#### [Extracted information]
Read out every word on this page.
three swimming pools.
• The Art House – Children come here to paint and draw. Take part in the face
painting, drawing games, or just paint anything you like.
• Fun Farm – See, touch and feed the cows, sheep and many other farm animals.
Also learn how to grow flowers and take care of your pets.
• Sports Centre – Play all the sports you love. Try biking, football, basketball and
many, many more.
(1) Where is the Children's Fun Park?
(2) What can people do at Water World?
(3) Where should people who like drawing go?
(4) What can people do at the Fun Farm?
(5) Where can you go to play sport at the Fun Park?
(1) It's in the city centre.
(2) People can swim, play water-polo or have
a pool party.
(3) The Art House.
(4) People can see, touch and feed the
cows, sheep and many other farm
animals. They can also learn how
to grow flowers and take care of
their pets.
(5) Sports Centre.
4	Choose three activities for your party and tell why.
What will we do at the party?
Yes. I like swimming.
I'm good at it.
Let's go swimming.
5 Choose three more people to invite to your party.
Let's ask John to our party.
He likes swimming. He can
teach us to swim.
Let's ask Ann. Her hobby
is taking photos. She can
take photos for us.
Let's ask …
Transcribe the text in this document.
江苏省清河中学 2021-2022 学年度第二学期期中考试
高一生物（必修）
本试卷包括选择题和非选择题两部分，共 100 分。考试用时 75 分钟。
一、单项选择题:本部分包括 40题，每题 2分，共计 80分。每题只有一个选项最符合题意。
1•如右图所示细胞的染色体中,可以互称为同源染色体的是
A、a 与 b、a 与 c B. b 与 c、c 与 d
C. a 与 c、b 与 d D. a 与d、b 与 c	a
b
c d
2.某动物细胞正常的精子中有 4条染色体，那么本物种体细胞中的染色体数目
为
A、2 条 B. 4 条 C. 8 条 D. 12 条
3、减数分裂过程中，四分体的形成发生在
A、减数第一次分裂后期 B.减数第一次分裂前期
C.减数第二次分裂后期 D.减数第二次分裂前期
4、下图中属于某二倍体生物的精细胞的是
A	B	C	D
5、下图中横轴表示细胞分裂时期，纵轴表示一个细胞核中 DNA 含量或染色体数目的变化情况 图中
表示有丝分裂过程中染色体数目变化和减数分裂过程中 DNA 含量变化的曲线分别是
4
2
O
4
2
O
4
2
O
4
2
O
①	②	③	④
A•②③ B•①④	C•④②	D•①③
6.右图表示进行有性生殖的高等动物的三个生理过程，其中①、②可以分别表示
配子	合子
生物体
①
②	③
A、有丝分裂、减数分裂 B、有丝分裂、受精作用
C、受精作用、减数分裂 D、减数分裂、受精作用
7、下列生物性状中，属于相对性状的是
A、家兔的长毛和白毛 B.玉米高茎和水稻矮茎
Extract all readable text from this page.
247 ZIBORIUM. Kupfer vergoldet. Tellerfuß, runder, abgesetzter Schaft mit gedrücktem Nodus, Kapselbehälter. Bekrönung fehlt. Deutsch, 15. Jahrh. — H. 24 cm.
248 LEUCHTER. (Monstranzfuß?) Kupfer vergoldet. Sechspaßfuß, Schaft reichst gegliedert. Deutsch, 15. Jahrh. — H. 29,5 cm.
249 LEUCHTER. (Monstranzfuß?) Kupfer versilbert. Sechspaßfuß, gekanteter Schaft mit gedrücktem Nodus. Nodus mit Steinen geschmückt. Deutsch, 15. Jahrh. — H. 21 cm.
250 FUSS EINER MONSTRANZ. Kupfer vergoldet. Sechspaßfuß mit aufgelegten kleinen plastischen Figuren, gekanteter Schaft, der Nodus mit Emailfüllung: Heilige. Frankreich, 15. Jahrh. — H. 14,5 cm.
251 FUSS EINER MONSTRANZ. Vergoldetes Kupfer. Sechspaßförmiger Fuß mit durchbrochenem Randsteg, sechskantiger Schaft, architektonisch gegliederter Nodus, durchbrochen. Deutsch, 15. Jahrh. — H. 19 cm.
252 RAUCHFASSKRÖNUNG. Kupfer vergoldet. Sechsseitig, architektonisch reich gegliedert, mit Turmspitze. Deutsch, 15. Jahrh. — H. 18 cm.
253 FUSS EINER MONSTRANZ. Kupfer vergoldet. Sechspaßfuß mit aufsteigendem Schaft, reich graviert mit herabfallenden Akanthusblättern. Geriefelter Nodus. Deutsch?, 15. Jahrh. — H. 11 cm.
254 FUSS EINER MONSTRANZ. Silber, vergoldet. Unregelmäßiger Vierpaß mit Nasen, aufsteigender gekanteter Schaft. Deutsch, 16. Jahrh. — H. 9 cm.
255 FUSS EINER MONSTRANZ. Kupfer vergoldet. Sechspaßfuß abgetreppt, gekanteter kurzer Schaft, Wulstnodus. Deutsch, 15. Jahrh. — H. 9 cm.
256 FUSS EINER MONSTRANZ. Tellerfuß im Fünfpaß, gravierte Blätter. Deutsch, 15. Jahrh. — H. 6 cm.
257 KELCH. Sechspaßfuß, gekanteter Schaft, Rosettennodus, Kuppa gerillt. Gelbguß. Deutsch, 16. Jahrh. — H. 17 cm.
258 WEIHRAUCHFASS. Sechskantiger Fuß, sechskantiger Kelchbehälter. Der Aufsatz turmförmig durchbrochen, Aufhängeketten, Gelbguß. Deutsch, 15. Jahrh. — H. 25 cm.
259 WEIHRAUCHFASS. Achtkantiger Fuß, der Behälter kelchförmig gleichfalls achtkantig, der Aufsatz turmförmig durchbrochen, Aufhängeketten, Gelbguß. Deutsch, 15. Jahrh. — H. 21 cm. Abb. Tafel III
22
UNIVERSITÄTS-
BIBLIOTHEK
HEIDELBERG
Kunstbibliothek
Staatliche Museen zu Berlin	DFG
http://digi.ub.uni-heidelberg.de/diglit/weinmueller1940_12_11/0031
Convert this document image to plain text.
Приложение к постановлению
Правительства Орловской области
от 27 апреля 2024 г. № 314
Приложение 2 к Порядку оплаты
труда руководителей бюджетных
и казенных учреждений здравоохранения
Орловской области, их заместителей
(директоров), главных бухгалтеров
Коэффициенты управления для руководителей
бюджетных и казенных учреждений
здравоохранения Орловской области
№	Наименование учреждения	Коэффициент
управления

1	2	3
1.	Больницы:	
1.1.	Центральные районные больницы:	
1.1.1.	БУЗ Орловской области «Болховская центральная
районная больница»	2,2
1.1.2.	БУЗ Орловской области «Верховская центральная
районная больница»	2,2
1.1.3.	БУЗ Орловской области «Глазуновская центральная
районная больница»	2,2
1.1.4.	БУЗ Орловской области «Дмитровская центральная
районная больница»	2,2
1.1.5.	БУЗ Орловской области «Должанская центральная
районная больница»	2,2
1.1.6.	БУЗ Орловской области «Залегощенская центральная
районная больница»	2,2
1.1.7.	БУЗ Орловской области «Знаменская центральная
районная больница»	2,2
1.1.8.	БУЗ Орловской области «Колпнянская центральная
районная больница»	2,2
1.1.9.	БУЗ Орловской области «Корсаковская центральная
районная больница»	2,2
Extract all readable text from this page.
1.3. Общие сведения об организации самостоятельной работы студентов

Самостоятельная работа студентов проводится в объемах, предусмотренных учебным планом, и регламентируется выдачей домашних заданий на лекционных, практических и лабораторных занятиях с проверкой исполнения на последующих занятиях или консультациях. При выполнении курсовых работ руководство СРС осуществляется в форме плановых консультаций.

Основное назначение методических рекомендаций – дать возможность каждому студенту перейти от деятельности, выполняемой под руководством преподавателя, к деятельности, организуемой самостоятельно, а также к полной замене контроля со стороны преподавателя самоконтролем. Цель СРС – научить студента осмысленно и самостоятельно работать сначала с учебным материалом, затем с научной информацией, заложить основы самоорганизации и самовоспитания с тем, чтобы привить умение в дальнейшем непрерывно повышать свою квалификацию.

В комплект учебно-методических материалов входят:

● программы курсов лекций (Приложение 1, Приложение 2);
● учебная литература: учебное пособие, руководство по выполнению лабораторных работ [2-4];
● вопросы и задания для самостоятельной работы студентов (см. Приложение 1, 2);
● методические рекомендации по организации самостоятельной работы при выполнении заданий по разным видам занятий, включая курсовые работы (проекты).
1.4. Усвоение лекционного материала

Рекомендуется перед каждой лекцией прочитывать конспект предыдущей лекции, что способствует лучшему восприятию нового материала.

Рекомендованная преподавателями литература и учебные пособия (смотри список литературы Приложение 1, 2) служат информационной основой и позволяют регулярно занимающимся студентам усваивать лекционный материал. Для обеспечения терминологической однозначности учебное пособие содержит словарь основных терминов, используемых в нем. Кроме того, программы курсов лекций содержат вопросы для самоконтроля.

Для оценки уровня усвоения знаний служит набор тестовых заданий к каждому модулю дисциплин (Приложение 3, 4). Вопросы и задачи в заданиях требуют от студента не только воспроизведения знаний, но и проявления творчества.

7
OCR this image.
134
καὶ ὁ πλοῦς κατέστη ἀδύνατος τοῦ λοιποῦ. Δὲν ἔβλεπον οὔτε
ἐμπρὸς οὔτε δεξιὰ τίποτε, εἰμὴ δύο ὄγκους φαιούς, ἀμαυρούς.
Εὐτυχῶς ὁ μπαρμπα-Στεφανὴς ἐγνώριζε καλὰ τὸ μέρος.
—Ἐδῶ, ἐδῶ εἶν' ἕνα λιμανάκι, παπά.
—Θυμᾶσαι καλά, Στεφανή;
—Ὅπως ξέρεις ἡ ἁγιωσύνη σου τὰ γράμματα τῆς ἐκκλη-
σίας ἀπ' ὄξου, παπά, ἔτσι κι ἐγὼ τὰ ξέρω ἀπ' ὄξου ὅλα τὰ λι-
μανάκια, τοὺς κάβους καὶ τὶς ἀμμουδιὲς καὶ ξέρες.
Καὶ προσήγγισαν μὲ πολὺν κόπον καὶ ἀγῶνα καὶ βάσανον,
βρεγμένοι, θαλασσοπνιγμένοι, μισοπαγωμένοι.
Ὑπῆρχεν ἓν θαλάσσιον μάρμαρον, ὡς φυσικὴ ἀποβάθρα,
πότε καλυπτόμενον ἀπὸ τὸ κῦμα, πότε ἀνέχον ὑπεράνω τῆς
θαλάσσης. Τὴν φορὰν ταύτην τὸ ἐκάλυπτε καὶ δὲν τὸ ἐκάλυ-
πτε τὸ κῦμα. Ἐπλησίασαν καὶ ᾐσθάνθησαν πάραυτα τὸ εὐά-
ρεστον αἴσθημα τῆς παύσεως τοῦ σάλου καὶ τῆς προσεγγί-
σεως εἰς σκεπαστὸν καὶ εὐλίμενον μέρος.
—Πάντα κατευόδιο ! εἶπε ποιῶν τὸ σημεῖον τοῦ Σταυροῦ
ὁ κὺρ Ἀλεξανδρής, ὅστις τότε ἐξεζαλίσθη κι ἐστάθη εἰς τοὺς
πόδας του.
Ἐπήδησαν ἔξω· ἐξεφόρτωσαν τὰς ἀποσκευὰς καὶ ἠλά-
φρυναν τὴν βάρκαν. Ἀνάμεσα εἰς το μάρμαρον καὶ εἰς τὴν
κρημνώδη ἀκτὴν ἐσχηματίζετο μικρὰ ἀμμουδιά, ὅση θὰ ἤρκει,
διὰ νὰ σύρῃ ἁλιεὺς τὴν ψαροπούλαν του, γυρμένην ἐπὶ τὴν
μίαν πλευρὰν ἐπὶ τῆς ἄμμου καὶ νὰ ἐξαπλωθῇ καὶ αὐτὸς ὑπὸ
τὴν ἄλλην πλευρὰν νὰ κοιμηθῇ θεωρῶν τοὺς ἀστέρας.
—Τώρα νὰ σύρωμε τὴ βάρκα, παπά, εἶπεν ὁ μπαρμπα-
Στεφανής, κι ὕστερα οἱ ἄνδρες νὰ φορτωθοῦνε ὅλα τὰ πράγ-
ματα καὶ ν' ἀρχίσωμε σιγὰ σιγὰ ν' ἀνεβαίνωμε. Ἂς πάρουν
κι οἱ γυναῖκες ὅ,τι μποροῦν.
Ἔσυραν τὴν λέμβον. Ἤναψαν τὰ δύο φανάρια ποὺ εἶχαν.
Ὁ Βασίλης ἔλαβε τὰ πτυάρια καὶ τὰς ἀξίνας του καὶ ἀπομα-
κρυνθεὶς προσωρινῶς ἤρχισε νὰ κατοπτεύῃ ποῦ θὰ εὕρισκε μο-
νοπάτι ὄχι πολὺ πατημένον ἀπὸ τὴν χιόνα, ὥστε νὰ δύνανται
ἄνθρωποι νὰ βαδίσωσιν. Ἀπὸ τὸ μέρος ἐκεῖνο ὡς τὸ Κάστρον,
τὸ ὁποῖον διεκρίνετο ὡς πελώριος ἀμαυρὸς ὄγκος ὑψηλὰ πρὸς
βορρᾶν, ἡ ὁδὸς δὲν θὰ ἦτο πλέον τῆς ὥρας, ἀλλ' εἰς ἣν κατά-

#### [Set problem]
From the entries above, collect every line with the string "House" in it.

#### [Written answer]
• The Art House – Children come here to paint and draw. Take part in the face
(3) The Art House.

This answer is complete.